* _SUPPLIED DATA_:
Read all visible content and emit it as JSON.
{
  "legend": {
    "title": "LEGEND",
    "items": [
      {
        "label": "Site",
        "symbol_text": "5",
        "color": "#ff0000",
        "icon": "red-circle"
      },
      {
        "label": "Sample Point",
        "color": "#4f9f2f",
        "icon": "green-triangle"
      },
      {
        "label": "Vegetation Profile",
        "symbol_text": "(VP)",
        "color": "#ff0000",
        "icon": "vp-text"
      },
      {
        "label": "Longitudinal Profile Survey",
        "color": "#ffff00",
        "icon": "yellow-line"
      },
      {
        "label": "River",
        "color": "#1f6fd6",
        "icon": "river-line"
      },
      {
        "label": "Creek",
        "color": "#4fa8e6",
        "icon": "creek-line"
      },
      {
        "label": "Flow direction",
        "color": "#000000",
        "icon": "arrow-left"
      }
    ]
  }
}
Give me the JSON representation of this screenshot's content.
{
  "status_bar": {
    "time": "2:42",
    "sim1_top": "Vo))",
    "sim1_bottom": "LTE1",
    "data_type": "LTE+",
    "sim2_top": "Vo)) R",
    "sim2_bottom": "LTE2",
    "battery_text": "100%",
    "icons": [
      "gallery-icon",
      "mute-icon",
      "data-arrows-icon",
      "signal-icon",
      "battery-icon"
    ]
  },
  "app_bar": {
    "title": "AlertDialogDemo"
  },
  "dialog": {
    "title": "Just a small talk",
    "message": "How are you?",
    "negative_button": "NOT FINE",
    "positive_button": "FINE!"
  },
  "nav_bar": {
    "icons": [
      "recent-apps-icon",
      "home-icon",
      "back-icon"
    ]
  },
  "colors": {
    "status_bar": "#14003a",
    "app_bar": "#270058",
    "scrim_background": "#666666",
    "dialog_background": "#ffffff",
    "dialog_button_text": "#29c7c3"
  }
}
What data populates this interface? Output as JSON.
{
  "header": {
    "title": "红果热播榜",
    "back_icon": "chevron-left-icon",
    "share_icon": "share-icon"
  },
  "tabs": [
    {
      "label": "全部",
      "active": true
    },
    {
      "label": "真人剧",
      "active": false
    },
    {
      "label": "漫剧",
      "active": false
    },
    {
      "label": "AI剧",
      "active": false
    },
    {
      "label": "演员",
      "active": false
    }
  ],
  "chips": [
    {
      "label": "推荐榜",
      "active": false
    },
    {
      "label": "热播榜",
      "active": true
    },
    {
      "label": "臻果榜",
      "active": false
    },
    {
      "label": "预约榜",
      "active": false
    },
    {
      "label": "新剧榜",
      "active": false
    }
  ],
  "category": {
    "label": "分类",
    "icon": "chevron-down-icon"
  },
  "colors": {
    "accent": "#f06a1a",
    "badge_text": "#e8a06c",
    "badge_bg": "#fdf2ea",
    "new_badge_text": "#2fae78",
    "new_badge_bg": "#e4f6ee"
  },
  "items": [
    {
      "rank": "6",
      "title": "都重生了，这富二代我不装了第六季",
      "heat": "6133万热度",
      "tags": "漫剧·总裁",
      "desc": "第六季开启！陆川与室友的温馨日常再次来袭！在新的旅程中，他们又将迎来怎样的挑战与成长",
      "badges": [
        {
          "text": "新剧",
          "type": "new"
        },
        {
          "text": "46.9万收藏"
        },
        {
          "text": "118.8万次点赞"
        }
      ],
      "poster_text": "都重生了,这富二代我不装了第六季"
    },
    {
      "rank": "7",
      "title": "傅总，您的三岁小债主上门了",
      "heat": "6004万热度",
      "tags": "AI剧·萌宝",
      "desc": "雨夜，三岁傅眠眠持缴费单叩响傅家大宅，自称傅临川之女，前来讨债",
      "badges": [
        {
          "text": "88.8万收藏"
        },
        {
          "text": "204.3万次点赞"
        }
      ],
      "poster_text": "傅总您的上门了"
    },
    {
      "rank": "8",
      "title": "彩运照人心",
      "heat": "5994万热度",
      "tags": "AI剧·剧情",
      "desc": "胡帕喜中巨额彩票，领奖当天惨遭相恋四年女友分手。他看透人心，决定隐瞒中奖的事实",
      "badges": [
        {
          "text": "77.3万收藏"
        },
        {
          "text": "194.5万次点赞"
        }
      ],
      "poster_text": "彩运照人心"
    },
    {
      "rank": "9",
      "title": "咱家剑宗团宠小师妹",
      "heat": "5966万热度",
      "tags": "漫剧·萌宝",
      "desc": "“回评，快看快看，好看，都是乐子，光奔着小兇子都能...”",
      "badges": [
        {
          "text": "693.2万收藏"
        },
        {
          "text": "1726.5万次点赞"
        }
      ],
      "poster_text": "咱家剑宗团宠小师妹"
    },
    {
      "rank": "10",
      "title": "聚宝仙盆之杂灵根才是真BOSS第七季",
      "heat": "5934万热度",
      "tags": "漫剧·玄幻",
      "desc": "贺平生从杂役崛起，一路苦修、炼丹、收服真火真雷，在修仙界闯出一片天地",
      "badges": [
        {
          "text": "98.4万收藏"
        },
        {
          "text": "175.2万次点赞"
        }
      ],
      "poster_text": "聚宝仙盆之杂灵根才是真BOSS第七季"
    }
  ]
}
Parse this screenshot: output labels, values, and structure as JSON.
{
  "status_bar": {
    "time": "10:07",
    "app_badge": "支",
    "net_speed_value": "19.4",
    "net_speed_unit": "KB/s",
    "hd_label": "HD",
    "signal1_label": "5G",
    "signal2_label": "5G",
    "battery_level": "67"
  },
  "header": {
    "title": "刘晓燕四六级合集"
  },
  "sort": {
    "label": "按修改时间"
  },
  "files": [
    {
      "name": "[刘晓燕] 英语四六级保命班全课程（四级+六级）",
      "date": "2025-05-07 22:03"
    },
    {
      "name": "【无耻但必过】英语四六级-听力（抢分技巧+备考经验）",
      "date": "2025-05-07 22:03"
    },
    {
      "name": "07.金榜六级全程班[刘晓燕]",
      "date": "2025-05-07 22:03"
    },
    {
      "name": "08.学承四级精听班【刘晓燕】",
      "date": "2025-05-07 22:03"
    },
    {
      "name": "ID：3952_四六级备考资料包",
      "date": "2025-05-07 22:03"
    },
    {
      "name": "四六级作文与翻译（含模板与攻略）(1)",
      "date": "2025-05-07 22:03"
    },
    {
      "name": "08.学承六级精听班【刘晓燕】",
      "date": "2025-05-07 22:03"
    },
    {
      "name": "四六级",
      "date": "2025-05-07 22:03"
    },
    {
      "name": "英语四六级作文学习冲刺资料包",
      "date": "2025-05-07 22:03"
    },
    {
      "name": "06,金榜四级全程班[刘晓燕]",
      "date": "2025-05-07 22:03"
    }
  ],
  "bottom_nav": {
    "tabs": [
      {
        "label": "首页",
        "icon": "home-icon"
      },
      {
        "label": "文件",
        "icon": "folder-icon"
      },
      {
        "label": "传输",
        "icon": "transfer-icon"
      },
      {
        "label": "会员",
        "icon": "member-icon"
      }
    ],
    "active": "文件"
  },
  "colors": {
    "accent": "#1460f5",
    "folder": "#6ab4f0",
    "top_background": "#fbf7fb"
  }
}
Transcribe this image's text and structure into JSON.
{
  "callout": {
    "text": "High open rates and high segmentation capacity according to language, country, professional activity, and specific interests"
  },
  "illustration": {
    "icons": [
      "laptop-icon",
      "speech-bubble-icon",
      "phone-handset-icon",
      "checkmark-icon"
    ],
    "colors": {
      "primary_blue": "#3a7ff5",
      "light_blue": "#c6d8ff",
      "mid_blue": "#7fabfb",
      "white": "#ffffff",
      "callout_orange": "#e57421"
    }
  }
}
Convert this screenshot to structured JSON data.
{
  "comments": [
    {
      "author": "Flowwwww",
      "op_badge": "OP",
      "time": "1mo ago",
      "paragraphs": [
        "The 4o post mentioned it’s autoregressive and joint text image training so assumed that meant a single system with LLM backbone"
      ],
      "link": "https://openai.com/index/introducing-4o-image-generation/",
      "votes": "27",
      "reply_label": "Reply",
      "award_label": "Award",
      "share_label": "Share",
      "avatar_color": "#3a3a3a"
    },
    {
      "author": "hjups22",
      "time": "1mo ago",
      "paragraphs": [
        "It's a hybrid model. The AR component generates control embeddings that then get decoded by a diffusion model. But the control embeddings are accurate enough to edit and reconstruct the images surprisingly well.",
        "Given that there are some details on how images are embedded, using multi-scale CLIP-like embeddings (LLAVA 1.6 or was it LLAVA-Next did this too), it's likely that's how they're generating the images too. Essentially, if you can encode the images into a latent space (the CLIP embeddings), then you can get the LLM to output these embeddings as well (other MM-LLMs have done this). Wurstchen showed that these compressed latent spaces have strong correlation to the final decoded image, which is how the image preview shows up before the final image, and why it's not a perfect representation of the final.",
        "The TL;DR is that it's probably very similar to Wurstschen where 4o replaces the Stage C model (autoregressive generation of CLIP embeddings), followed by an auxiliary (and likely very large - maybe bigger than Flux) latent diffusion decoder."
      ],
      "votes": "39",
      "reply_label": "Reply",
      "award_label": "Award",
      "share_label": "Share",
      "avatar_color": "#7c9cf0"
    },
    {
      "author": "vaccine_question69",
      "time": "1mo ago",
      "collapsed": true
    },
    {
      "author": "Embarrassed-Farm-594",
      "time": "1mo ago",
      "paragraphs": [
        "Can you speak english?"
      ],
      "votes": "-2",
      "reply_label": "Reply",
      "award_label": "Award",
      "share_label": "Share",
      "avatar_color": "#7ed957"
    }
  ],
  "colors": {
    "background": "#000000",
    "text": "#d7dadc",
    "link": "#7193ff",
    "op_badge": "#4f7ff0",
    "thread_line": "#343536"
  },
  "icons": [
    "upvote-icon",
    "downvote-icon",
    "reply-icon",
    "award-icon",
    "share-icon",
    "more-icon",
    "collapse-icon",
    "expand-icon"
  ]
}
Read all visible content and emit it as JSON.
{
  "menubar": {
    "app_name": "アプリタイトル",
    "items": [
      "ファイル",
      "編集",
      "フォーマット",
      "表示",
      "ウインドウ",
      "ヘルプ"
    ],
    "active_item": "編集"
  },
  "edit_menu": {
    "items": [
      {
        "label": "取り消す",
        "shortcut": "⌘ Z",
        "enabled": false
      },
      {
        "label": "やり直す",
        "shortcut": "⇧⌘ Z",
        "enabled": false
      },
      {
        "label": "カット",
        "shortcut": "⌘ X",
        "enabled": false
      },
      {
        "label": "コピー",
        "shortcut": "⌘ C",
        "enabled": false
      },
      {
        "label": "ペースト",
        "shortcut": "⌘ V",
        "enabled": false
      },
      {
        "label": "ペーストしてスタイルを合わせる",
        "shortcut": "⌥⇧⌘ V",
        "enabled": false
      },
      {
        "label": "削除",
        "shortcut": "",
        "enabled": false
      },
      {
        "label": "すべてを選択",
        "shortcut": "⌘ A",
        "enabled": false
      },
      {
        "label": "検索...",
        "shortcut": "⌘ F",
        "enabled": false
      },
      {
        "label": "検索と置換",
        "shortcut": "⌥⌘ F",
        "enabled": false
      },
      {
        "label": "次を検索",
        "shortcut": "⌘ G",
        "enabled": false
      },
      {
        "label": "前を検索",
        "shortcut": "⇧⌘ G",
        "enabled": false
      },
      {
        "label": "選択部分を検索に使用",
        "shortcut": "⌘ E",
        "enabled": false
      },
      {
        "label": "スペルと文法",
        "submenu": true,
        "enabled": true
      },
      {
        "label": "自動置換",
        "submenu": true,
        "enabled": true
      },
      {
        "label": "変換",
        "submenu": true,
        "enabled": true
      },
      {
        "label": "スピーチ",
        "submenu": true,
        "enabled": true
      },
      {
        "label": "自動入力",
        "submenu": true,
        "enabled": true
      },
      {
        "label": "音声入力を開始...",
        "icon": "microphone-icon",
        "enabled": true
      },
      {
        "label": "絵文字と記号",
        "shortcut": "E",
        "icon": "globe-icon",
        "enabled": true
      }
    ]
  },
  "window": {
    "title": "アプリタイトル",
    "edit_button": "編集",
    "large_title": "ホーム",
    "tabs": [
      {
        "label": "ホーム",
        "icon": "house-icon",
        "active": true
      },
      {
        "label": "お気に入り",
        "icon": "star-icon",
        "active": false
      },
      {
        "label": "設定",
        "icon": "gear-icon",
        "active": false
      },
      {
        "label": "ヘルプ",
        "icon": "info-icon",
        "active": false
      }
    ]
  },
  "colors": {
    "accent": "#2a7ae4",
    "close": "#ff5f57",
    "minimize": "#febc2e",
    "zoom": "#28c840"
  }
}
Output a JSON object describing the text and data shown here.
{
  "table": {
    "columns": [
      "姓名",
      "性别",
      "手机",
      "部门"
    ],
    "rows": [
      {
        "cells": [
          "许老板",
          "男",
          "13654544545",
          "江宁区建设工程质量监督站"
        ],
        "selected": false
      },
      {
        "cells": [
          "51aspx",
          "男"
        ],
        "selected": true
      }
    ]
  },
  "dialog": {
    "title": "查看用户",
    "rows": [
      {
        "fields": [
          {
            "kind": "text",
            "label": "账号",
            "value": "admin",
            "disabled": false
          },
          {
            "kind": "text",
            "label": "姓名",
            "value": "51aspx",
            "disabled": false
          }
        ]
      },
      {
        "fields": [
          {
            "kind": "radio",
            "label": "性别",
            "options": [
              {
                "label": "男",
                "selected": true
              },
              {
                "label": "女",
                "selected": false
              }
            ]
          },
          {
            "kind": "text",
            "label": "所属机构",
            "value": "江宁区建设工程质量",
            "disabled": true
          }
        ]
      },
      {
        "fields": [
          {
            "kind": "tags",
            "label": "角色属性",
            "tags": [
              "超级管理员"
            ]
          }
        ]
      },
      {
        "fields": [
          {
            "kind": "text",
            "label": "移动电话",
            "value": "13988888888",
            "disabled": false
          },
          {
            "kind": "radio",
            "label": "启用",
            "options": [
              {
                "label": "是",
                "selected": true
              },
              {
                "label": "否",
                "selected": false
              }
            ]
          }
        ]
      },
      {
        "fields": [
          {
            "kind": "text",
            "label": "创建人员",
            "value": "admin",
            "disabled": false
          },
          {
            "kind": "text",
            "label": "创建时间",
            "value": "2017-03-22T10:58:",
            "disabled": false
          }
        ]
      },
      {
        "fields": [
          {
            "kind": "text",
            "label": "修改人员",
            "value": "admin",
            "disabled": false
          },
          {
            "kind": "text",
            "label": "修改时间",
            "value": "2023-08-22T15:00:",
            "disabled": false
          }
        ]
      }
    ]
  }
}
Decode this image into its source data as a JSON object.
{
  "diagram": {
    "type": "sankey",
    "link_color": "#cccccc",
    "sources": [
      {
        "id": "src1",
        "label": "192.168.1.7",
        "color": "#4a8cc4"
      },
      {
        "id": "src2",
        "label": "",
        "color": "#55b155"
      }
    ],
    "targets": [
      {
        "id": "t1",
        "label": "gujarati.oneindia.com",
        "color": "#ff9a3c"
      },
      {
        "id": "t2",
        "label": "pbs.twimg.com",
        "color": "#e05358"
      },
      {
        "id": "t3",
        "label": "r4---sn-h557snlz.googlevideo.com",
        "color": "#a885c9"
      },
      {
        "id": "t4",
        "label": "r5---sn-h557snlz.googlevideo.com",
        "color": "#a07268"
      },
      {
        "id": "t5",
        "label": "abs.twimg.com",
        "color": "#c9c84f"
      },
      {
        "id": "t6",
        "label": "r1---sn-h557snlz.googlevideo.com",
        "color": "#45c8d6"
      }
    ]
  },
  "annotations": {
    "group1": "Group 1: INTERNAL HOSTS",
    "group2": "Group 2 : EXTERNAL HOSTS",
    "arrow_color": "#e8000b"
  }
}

* _AIM_: Identify the lines in the entries above that contain "screenshot", then copy them out.

* _FINAL RESULT_:
Give me the JSON representation of this screenshot's content.
Parse this screenshot: output labels, values, and structure as JSON.
Convert this screenshot to structured JSON data.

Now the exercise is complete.